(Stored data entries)
::::::::

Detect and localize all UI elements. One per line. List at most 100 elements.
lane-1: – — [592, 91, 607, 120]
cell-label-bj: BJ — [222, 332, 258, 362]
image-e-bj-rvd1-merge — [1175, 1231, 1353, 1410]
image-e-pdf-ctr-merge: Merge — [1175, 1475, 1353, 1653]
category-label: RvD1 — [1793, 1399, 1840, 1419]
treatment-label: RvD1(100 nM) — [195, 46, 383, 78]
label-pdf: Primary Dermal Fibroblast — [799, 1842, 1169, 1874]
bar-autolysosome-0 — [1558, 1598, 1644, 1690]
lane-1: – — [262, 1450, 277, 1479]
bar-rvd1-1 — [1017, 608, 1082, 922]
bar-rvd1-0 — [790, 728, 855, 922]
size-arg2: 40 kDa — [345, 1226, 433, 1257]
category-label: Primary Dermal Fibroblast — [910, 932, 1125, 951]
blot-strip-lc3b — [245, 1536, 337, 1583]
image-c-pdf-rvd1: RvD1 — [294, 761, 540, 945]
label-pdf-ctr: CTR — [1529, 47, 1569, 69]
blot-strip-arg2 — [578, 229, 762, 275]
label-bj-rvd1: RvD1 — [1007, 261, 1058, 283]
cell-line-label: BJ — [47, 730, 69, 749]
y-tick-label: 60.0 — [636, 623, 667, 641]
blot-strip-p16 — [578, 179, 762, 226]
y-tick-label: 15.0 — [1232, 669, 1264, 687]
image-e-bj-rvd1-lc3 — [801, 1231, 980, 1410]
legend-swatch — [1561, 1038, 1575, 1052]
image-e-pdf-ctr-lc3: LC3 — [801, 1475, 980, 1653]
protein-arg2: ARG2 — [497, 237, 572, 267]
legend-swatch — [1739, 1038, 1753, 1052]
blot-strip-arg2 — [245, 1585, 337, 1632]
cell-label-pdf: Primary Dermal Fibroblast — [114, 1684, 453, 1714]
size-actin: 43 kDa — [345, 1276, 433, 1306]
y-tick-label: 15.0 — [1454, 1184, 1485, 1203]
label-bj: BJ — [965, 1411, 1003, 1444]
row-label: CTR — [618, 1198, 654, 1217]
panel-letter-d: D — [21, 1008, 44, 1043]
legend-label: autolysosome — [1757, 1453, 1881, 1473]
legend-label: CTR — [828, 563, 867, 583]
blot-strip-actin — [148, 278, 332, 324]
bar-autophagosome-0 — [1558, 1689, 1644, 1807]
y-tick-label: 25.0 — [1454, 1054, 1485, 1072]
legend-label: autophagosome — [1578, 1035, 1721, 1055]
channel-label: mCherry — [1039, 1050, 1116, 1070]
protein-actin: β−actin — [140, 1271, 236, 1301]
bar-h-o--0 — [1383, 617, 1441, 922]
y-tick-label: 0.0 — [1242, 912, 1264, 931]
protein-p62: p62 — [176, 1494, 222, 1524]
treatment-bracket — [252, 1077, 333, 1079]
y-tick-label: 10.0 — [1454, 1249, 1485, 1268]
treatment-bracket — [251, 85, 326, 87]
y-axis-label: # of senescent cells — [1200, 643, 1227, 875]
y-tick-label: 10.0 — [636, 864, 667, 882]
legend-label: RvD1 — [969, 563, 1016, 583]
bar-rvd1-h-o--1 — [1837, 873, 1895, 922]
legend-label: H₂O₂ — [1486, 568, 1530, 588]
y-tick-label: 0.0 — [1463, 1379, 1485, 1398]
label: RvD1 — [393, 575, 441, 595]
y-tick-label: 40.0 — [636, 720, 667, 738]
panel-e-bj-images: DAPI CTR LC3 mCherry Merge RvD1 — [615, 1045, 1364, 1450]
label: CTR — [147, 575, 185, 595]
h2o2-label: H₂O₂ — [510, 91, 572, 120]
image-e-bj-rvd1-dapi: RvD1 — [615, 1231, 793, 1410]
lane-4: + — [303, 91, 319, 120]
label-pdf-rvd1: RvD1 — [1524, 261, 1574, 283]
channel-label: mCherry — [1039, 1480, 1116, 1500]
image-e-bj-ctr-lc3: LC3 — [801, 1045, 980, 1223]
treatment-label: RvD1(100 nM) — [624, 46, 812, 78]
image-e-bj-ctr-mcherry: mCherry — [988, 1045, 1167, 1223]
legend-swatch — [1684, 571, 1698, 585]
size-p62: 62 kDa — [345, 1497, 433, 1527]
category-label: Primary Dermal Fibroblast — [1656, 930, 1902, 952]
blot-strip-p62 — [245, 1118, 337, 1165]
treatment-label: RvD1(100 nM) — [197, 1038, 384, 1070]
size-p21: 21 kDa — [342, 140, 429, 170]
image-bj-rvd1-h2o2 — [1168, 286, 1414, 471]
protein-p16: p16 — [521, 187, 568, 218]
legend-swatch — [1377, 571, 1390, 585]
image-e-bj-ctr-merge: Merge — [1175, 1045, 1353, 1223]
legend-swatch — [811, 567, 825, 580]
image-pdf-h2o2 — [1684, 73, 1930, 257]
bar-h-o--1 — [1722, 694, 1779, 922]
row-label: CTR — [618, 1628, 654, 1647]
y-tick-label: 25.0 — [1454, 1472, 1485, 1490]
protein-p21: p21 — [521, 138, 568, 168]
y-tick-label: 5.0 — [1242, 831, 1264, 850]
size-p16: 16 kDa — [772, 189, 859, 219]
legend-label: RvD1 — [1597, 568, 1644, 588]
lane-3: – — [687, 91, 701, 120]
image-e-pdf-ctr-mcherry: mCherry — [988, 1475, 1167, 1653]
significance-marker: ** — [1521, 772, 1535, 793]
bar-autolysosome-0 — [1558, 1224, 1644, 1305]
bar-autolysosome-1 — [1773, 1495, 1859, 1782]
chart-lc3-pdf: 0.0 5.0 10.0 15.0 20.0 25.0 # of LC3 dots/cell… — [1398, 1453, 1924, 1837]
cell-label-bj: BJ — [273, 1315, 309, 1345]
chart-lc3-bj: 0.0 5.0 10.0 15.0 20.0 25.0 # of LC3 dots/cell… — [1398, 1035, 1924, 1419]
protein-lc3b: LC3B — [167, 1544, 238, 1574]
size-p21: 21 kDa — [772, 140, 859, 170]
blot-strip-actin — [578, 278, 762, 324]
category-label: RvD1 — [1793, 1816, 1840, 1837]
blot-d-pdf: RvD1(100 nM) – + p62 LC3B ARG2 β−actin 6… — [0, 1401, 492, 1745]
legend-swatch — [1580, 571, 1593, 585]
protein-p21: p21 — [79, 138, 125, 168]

::::::::

(Try it)
Every single record must be transcribed exactly as it stands.

(Result of this exercise)
Detect and localize all UI elements. One per line. List at most 100 elements.
lane-1: – — [592, 91, 607, 120]
cell-label-bj: BJ — [222, 332, 258, 362]
image-e-bj-rvd1-merge — [1175, 1231, 1353, 1410]
image-e-pdf-ctr-merge: Merge — [1175, 1475, 1353, 1653]
category-label: RvD1 — [1793, 1399, 1840, 1419]
treatment-label: RvD1(100 nM) — [195, 46, 383, 78]
label-pdf: Primary Dermal Fibroblast — [799, 1842, 1169, 1874]
bar-autolysosome-0 — [1558, 1598, 1644, 1690]
lane-1: – — [262, 1450, 277, 1479]
bar-rvd1-1 — [1017, 608, 1082, 922]
bar-rvd1-0 — [790, 728, 855, 922]
size-arg2: 40 kDa — [345, 1226, 433, 1257]
category-label: Primary Dermal Fibroblast — [910, 932, 1125, 951]
blot-strip-lc3b — [245, 1536, 337, 1583]
image-c-pdf-rvd1: RvD1 — [294, 761, 540, 945]
label-pdf-ctr: CTR — [1529, 47, 1569, 69]
blot-strip-arg2 — [578, 229, 762, 275]
label-bj-rvd1: RvD1 — [1007, 261, 1058, 283]
cell-line-label: BJ — [47, 730, 69, 749]
y-tick-label: 60.0 — [636, 623, 667, 641]
blot-strip-p16 — [578, 179, 762, 226]
y-tick-label: 15.0 — [1232, 669, 1264, 687]
image-e-bj-rvd1-lc3 — [801, 1231, 980, 1410]
legend-swatch — [1561, 1038, 1575, 1052]
image-e-pdf-ctr-lc3: LC3 — [801, 1475, 980, 1653]
protein-arg2: ARG2 — [497, 237, 572, 267]
legend-swatch — [1739, 1038, 1753, 1052]
blot-strip-arg2 — [245, 1585, 337, 1632]
cell-label-pdf: Primary Dermal Fibroblast — [114, 1684, 453, 1714]
size-actin: 43 kDa — [345, 1276, 433, 1306]
y-tick-label: 15.0 — [1454, 1184, 1485, 1203]
label-bj: BJ — [965, 1411, 1003, 1444]
row-label: CTR — [618, 1198, 654, 1217]
panel-letter-d: D — [21, 1008, 44, 1043]
legend-label: autolysosome — [1757, 1453, 1881, 1473]
legend-label: CTR — [828, 563, 867, 583]
blot-strip-actin — [148, 278, 332, 324]
bar-autophagosome-0 — [1558, 1689, 1644, 1807]
y-tick-label: 25.0 — [1454, 1054, 1485, 1072]
legend-label: autophagosome — [1578, 1035, 1721, 1055]
channel-label: mCherry — [1039, 1050, 1116, 1070]
protein-actin: β−actin — [140, 1271, 236, 1301]
bar-h-o--0 — [1383, 617, 1441, 922]
y-tick-label: 0.0 — [1242, 912, 1264, 931]
protein-p62: p62 — [176, 1494, 222, 1524]
treatment-bracket — [252, 1077, 333, 1079]
y-tick-label: 10.0 — [1454, 1249, 1485, 1268]
treatment-bracket — [251, 85, 326, 87]
y-axis-label: # of senescent cells — [1200, 643, 1227, 875]
y-tick-label: 10.0 — [636, 864, 667, 882]
legend-label: RvD1 — [969, 563, 1016, 583]
bar-rvd1-h-o--1 — [1837, 873, 1895, 922]
legend-label: H₂O₂ — [1486, 568, 1530, 588]
y-tick-label: 0.0 — [1463, 1379, 1485, 1398]
label: RvD1 — [393, 575, 441, 595]
y-tick-label: 40.0 — [636, 720, 667, 738]
panel-e-bj-images: DAPI CTR LC3 mCherry Merge RvD1 — [615, 1045, 1364, 1450]
label: CTR — [147, 575, 185, 595]
h2o2-label: H₂O₂ — [510, 91, 572, 120]
image-e-bj-rvd1-dapi: RvD1 — [615, 1231, 793, 1410]
lane-4: + — [303, 91, 319, 120]
label-pdf-rvd1: RvD1 — [1524, 261, 1574, 283]
channel-label: mCherry — [1039, 1480, 1116, 1500]
image-e-bj-ctr-lc3: LC3 — [801, 1045, 980, 1223]
treatment-label: RvD1(100 nM) — [624, 46, 812, 78]
image-e-bj-ctr-mcherry: mCherry — [988, 1045, 1167, 1223]
legend-swatch — [1684, 571, 1698, 585]
size-p62: 62 kDa — [345, 1497, 433, 1527]
category-label: Primary Dermal Fibroblast — [1656, 930, 1902, 952]
blot-strip-p62 — [245, 1118, 337, 1165]
treatment-label: RvD1(100 nM) — [197, 1038, 384, 1070]
size-p21: 21 kDa — [342, 140, 429, 170]
image-bj-rvd1-h2o2 — [1168, 286, 1414, 471]
protein-p16: p16 — [521, 187, 568, 218]
legend-swatch — [1377, 571, 1390, 585]
image-e-bj-ctr-merge: Merge — [1175, 1045, 1353, 1223]
legend-swatch — [811, 567, 825, 580]
image-pdf-h2o2 — [1684, 73, 1930, 257]
bar-h-o--1 — [1722, 694, 1779, 922]
row-label: CTR — [618, 1628, 654, 1647]
y-tick-label: 25.0 — [1454, 1472, 1485, 1490]
protein-p21: p21 — [521, 138, 568, 168]
y-tick-label: 5.0 — [1242, 831, 1264, 850]
size-p16: 16 kDa — [772, 189, 859, 219]
legend-label: RvD1 — [1597, 568, 1644, 588]
lane-3: – — [687, 91, 701, 120]
image-e-pdf-ctr-mcherry: mCherry — [988, 1475, 1167, 1653]
significance-marker: ** — [1521, 772, 1535, 793]
bar-autolysosome-0 — [1558, 1224, 1644, 1305]
bar-autolysosome-1 — [1773, 1495, 1859, 1782]
chart-lc3-pdf: 0.0 5.0 10.0 15.0 20.0 25.0 # of LC3 dots/cell… — [1398, 1453, 1924, 1837]
cell-label-bj: BJ — [273, 1315, 309, 1345]
chart-lc3-bj: 0.0 5.0 10.0 15.0 20.0 25.0 # of LC3 dots/cell… — [1398, 1035, 1924, 1419]
protein-lc3b: LC3B — [167, 1544, 238, 1574]
size-p21: 21 kDa — [772, 140, 859, 170]
blot-strip-actin — [578, 278, 762, 324]
category-label: RvD1 — [1793, 1816, 1840, 1837]
blot-d-pdf: RvD1(100 nM) – + p62 LC3B ARG2 β−actin 6… — [0, 1401, 492, 1745]
legend-swatch — [1580, 571, 1593, 585]
protein-p21: p21 — [79, 138, 125, 168]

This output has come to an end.